▸ **EL PROBLEMA**: Por favor, extrae sin cambios del texto sobre los recuerdos de la infancia todo lo que va desde "Creo que todos" hasta "cuando éramos niños.".

Creo que todos en el transcurso de la infancia, tuvimos anécdotas que marcaron parte de la vida. Parece extraño, pero la raíz de nuestra experiencia, va absorbiendo esas anécdotas para transformarlas en recuerdos, ellos permanecen gravados en el interior de la mente, nutriendo esa computadora hasta el final de los días.

Cuando crecemos, el trajín diario nos hace ir y venir tan apresurados que nunca podemos disfrutar del “tiempo”, como cuando éramos niños.

El problema es siempre el mismo, “no disponemos de él y de repente, nos damos cuenta, pero es demasiado tarde.

▸ **CONJUNTO DE REGISTROS**:
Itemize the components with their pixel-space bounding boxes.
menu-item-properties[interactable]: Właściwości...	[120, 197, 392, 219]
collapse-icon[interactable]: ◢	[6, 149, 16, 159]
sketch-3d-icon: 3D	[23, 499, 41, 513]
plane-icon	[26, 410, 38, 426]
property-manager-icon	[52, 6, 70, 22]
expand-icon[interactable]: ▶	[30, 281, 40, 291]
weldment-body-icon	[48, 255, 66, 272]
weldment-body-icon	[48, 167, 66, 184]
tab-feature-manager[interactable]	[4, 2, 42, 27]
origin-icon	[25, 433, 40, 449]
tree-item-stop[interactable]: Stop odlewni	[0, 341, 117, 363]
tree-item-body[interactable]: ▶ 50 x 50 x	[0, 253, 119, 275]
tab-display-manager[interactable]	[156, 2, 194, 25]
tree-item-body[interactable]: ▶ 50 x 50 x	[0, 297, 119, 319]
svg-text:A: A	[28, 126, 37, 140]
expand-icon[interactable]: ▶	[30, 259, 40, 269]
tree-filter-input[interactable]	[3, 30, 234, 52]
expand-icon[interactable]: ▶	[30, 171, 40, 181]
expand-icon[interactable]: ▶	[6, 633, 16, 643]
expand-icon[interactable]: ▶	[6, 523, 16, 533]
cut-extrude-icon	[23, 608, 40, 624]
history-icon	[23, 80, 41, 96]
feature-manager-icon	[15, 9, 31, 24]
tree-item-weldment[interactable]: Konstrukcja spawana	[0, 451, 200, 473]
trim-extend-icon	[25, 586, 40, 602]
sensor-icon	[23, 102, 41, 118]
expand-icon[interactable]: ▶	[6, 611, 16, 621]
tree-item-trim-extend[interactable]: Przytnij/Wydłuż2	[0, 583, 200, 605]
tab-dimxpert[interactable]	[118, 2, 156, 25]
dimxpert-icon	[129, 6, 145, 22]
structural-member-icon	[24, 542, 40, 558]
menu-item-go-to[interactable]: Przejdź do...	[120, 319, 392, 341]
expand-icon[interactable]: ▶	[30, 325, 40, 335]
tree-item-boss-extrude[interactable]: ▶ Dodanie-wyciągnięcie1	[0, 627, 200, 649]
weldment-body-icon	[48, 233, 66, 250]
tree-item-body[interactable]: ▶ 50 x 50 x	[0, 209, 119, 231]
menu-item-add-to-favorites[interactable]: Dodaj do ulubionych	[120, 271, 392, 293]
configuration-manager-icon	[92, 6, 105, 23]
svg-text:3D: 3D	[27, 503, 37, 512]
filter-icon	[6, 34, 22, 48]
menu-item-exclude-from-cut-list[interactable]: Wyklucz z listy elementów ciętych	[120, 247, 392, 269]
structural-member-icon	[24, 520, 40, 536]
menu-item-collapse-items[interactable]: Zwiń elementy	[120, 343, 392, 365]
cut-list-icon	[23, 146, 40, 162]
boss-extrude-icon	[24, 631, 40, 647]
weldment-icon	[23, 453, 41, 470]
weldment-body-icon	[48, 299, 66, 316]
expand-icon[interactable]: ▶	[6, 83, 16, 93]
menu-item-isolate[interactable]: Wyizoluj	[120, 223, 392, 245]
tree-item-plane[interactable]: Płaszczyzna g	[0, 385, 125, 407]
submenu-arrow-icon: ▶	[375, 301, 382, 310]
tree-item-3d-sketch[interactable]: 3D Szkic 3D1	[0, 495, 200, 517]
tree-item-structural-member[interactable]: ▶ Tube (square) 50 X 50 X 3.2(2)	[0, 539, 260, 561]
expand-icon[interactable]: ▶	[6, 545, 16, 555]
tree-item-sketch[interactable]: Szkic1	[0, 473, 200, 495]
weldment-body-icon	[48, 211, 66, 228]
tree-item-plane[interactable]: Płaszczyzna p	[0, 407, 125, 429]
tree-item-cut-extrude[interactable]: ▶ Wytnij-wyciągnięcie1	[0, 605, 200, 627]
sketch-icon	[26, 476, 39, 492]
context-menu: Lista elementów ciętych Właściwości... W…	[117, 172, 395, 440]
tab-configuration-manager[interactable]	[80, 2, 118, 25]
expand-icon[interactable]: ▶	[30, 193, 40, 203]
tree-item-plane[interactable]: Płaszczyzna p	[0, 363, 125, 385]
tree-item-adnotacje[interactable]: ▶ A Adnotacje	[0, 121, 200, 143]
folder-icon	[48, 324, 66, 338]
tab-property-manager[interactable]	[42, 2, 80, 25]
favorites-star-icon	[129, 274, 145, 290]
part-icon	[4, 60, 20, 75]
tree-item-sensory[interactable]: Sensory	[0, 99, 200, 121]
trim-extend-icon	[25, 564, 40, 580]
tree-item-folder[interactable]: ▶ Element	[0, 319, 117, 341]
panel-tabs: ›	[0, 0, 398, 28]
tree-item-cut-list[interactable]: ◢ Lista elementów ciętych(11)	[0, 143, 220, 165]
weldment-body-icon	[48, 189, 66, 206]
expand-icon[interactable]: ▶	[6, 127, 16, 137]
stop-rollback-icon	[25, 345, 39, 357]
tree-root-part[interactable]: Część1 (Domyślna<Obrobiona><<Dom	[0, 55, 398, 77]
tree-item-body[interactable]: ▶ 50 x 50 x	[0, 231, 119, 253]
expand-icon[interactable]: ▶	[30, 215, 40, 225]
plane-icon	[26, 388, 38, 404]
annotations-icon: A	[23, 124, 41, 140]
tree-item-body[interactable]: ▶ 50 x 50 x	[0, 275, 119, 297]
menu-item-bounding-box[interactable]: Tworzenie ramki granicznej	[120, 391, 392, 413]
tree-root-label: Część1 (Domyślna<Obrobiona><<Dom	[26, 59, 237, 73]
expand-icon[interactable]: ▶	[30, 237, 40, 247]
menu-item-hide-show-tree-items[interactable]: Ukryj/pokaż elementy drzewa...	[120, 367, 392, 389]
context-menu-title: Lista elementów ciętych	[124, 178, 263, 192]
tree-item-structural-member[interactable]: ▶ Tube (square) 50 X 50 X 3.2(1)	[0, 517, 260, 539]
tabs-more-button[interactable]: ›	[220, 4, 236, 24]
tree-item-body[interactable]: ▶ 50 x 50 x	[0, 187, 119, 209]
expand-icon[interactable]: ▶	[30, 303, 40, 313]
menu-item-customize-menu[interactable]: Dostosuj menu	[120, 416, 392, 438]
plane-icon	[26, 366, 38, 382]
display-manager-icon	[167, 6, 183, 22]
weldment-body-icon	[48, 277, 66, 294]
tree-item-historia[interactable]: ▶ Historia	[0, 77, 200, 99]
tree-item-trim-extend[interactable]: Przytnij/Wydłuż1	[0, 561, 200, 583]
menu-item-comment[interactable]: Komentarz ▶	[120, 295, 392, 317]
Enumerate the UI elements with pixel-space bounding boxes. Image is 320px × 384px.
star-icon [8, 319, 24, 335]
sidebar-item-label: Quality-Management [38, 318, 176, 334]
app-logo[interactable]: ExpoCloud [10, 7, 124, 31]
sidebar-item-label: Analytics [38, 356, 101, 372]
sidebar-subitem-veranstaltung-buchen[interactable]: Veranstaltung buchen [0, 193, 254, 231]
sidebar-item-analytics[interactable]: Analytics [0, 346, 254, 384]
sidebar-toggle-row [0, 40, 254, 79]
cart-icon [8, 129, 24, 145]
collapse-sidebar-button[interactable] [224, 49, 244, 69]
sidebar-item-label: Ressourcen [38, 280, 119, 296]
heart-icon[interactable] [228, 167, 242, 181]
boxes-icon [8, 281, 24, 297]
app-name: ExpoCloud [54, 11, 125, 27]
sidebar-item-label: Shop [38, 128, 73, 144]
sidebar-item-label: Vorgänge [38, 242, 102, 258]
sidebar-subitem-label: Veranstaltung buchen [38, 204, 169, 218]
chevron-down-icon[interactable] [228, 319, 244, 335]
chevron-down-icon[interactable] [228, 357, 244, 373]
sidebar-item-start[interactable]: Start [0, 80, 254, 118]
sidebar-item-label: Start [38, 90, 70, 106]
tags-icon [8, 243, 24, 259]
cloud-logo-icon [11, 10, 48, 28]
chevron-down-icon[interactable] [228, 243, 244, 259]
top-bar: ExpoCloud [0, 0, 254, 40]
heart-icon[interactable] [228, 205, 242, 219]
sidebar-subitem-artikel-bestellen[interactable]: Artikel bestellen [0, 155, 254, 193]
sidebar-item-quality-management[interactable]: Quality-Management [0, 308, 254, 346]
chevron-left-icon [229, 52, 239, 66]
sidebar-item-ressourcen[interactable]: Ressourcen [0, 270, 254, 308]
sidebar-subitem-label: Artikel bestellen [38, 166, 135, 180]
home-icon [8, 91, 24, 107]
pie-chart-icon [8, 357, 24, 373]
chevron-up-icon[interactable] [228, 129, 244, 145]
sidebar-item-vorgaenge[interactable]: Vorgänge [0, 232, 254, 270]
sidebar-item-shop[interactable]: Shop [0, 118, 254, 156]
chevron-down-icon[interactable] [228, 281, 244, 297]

▸ **RESULTADO DE LA TAREA**:
Creo que todos en el transcurso de la infancia, tuvimos anécdotas que marcaron parte de la vida. Parece extraño, pero la raíz de nuestra experiencia, va absorbiendo esas anécdotas para transformarlas en recuerdos, ellos permanecen gravados en el interior de la mente, nutriendo esa computadora hasta el final de los días.

Cuando crecemos, el trajín diario nos hace ir y venir tan apresurados que nunca podemos disfrutar del “tiempo”, como cuando éramos niños.